**GIVEN INSTRUCTION:** Of the lines in the records that follow, how many include the word "penal"? Answer with a bare number.

|---|

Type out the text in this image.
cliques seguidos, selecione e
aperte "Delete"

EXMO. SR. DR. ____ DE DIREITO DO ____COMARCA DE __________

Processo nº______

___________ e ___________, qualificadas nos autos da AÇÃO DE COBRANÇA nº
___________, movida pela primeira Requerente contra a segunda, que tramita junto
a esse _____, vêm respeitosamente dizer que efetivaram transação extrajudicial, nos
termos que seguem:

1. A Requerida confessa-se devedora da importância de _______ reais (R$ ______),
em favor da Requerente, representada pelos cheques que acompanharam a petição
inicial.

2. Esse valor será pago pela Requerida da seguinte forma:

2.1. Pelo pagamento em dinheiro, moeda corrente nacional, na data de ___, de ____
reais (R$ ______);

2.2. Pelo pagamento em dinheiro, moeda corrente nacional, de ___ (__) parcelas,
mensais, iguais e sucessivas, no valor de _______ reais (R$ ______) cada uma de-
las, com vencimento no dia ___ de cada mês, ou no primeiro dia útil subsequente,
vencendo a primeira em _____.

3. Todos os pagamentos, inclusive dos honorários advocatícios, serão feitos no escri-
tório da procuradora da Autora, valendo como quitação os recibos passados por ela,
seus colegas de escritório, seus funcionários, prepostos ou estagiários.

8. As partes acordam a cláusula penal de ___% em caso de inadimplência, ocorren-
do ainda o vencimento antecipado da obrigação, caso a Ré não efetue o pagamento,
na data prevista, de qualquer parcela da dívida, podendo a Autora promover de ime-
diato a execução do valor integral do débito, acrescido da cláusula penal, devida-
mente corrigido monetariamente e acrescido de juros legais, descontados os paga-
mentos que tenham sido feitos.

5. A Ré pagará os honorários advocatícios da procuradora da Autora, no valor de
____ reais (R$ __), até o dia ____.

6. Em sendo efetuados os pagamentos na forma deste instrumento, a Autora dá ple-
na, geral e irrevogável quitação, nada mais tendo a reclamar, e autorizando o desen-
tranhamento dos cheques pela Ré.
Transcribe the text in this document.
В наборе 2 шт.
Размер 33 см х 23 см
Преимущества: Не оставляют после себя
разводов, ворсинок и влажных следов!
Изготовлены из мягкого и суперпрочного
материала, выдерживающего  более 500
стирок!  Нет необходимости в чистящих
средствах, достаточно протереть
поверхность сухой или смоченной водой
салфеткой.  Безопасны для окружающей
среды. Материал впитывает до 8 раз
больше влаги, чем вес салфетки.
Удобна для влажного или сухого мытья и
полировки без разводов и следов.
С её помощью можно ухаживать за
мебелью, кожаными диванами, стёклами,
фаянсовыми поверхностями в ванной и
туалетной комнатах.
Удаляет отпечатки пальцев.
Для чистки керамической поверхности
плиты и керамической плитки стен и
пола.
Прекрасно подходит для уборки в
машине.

|---|

**OUTPUT FOR THIS TASK:** 2